[START]
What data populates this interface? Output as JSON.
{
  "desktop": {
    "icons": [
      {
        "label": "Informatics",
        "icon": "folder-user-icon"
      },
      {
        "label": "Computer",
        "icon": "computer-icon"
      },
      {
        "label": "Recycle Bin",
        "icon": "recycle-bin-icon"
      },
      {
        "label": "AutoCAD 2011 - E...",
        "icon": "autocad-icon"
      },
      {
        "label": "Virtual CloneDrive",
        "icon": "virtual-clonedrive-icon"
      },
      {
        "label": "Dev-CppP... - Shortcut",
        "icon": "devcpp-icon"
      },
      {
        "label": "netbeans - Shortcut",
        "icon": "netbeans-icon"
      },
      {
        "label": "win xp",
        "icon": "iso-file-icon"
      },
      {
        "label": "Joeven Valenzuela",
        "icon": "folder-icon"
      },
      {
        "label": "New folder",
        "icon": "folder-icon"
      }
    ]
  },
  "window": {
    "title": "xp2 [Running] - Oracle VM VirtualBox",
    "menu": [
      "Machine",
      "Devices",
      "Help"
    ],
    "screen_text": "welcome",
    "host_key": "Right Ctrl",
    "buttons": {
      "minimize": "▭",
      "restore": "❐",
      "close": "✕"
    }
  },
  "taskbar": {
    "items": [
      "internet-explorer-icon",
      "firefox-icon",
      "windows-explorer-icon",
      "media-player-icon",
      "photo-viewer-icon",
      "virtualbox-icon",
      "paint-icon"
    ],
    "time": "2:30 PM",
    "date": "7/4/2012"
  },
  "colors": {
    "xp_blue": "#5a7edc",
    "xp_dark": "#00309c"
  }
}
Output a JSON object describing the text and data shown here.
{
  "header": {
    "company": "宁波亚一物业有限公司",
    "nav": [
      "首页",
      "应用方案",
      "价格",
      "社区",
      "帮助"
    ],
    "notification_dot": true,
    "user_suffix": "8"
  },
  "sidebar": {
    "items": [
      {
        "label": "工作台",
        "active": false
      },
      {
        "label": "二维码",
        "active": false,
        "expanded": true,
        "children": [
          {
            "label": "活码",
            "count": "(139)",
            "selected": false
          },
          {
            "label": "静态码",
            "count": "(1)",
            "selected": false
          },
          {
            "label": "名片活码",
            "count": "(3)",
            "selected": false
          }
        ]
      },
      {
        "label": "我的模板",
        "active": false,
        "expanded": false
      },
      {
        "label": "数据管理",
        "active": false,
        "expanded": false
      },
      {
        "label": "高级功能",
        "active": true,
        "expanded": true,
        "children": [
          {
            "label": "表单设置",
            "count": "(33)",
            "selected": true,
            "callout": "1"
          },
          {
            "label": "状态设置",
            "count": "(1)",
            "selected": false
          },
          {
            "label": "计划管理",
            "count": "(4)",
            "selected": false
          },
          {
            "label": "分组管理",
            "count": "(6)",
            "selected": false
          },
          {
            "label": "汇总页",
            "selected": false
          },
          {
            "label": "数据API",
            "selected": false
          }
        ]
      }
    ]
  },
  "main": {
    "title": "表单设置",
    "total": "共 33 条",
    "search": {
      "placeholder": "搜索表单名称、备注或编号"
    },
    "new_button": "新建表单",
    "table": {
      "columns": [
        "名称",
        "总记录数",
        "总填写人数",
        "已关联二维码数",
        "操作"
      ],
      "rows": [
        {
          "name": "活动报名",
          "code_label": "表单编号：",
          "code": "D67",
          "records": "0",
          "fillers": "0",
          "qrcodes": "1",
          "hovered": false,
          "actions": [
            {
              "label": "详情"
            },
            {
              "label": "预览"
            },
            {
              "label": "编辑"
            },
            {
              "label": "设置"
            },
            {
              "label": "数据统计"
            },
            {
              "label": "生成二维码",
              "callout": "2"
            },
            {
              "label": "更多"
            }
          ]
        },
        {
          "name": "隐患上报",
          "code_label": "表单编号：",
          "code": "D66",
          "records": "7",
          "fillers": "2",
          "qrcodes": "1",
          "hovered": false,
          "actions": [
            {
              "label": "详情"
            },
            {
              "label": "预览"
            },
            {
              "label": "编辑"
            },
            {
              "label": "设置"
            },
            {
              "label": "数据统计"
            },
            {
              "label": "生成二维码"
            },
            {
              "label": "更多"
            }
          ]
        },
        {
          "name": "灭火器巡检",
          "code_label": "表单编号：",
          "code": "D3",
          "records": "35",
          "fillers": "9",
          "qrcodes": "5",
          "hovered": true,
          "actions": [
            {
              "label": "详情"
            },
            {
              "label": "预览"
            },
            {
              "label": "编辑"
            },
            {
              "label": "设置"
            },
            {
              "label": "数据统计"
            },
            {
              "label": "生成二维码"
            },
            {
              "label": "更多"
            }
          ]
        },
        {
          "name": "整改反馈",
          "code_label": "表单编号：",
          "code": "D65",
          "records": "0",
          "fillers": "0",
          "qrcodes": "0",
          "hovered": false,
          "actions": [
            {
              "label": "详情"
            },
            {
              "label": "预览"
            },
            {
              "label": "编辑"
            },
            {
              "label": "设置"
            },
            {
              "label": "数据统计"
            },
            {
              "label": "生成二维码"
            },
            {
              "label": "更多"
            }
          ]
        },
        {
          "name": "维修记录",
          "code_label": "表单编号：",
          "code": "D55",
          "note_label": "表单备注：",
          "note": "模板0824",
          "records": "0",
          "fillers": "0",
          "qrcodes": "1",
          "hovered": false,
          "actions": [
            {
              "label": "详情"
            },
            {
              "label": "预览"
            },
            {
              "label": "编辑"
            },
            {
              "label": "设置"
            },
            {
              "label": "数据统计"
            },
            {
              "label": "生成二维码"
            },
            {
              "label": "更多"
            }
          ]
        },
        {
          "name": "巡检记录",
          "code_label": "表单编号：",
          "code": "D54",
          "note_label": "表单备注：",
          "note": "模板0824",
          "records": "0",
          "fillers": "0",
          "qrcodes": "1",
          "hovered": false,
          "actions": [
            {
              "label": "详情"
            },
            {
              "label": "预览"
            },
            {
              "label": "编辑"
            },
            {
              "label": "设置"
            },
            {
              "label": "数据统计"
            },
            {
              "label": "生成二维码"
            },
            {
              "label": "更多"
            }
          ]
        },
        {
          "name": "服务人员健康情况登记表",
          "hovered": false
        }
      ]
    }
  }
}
[END]
From the records above, extract everything verbatim.

What data populates this interface? Output as JSON.
{
  "desktop": {
    "icons": [
      {
        "label": "Informatics",
        "icon": "folder-user-icon"
      },
      {
        "label": "Computer",
        "icon": "computer-icon"
      },
      {
        "label": "Recycle Bin",
        "icon": "recycle-bin-icon"
      },
      {
        "label": "AutoCAD 2011 - E...",
        "icon": "autocad-icon"
      },
      {
        "label": "Virtual CloneDrive",
        "icon": "virtual-clonedrive-icon"
      },
      {
        "label": "Dev-CppP... - Shortcut",
        "icon": "devcpp-icon"
      },
      {
        "label": "netbeans - Shortcut",
        "icon": "netbeans-icon"
      },
      {
        "label": "win xp",
        "icon": "iso-file-icon"
      },
      {
        "label": "Joeven Valenzuela",
        "icon": "folder-icon"
      },
      {
        "label": "New folder",
        "icon": "folder-icon"
      }
    ]
  },
  "window": {
    "title": "xp2 [Running] - Oracle VM VirtualBox",
    "menu": [
      "Machine",
      "Devices",
      "Help"
    ],
    "screen_text": "welcome",
    "host_key": "Right Ctrl",
    "buttons": {
      "minimize": "▭",
      "restore": "❐",
      "close": "✕"
    }
  },
  "taskbar": {
    "items": [
      "internet-explorer-icon",
      "firefox-icon",
      "windows-explorer-icon",
      "media-player-icon",
      "photo-viewer-icon",
      "virtualbox-icon",
      "paint-icon"
    ],
    "time": "2:30 PM",
    "date": "7/4/2012"
  },
  "colors": {
    "xp_blue": "#5a7edc",
    "xp_dark": "#00309c"
  }
}
Output a JSON object describing the text and data shown here.
{
  "header": {
    "company": "宁波亚一物业有限公司",
    "nav": [
      "首页",
      "应用方案",
      "价格",
      "社区",
      "帮助"
    ],
    "notification_dot": true,
    "user_suffix": "8"
  },
  "sidebar": {
    "items": [
      {
        "label": "工作台",
        "active": false
      },
      {
        "label": "二维码",
        "active": false,
        "expanded": true,
        "children": [
          {
            "label": "活码",
            "count": "(139)",
            "selected": false
          },
          {
            "label": "静态码",
            "count": "(1)",
            "selected": false
          },
          {
            "label": "名片活码",
            "count": "(3)",
            "selected": false
          }
        ]
      },
      {
        "label": "我的模板",
        "active": false,
        "expanded": false
      },
      {
        "label": "数据管理",
        "active": false,
        "expanded": false
      },
      {
        "label": "高级功能",
        "active": true,
        "expanded": true,
        "children": [
          {
            "label": "表单设置",
            "count": "(33)",
            "selected": true,
            "callout": "1"
          },
          {
            "label": "状态设置",
            "count": "(1)",
            "selected": false
          },
          {
            "label": "计划管理",
            "count": "(4)",
            "selected": false
          },
          {
            "label": "分组管理",
            "count": "(6)",
            "selected": false
          },
          {
            "label": "汇总页",
            "selected": false
          },
          {
            "label": "数据API",
            "selected": false
          }
        ]
      }
    ]
  },
  "main": {
    "title": "表单设置",
    "total": "共 33 条",
    "search": {
      "placeholder": "搜索表单名称、备注或编号"
    },
    "new_button": "新建表单",
    "table": {
      "columns": [
        "名称",
        "总记录数",
        "总填写人数",
        "已关联二维码数",
        "操作"
      ],
      "rows": [
        {
          "name": "活动报名",
          "code_label": "表单编号：",
          "code": "D67",
          "records": "0",
          "fillers": "0",
          "qrcodes": "1",
          "hovered": false,
          "actions": [
            {
              "label": "详情"
            },
            {
              "label": "预览"
            },
            {
              "label": "编辑"
            },
            {
              "label": "设置"
            },
            {
              "label": "数据统计"
            },
            {
              "label": "生成二维码",
              "callout": "2"
            },
            {
              "label": "更多"
            }
          ]
        },
        {
          "name": "隐患上报",
          "code_label": "表单编号：",
          "code": "D66",
          "records": "7",
          "fillers": "2",
          "qrcodes": "1",
          "hovered": false,
          "actions": [
            {
              "label": "详情"
            },
            {
              "label": "预览"
            },
            {
              "label": "编辑"
            },
            {
              "label": "设置"
            },
            {
              "label": "数据统计"
            },
            {
              "label": "生成二维码"
            },
            {
              "label": "更多"
            }
          ]
        },
        {
          "name": "灭火器巡检",
          "code_label": "表单编号：",
          "code": "D3",
          "records": "35",
          "fillers": "9",
          "qrcodes": "5",
          "hovered": true,
          "actions": [
            {
              "label": "详情"
            },
            {
              "label": "预览"
            },
            {
              "label": "编辑"
            },
            {
              "label": "设置"
            },
            {
              "label": "数据统计"
            },
            {
              "label": "生成二维码"
            },
            {
              "label": "更多"
            }
          ]
        },
        {
          "name": "整改反馈",
          "code_label": "表单编号：",
          "code": "D65",
          "records": "0",
          "fillers": "0",
          "qrcodes": "0",
          "hovered": false,
          "actions": [
            {
              "label": "详情"
            },
            {
              "label": "预览"
            },
            {
              "label": "编辑"
            },
            {
              "label": "设置"
            },
            {
              "label": "数据统计"
            },
            {
              "label": "生成二维码"
            },
            {
              "label": "更多"
            }
          ]
        },
        {
          "name": "维修记录",
          "code_label": "表单编号：",
          "code": "D55",
          "note_label": "表单备注：",
          "note": "模板0824",
          "records": "0",
          "fillers": "0",
          "qrcodes": "1",
          "hovered": false,
          "actions": [
            {
              "label": "详情"
            },
            {
              "label": "预览"
            },
            {
              "label": "编辑"
            },
            {
              "label": "设置"
            },
            {
              "label": "数据统计"
            },
            {
              "label": "生成二维码"
            },
            {
              "label": "更多"
            }
          ]
        },
        {
          "name": "巡检记录",
          "code_label": "表单编号：",
          "code": "D54",
          "note_label": "表单备注：",
          "note": "模板0824",
          "records": "0",
          "fillers": "0",
          "qrcodes": "1",
          "hovered": false,
          "actions": [
            {
              "label": "详情"
            },
            {
              "label": "预览"
            },
            {
              "label": "编辑"
            },
            {
              "label": "设置"
            },
            {
              "label": "数据统计"
            },
            {
              "label": "生成二维码"
            },
            {
              "label": "更多"
            }
          ]
        },
        {
          "name": "服务人员健康情况登记表",
          "hovered": false
        }
      ]
    }
  }
}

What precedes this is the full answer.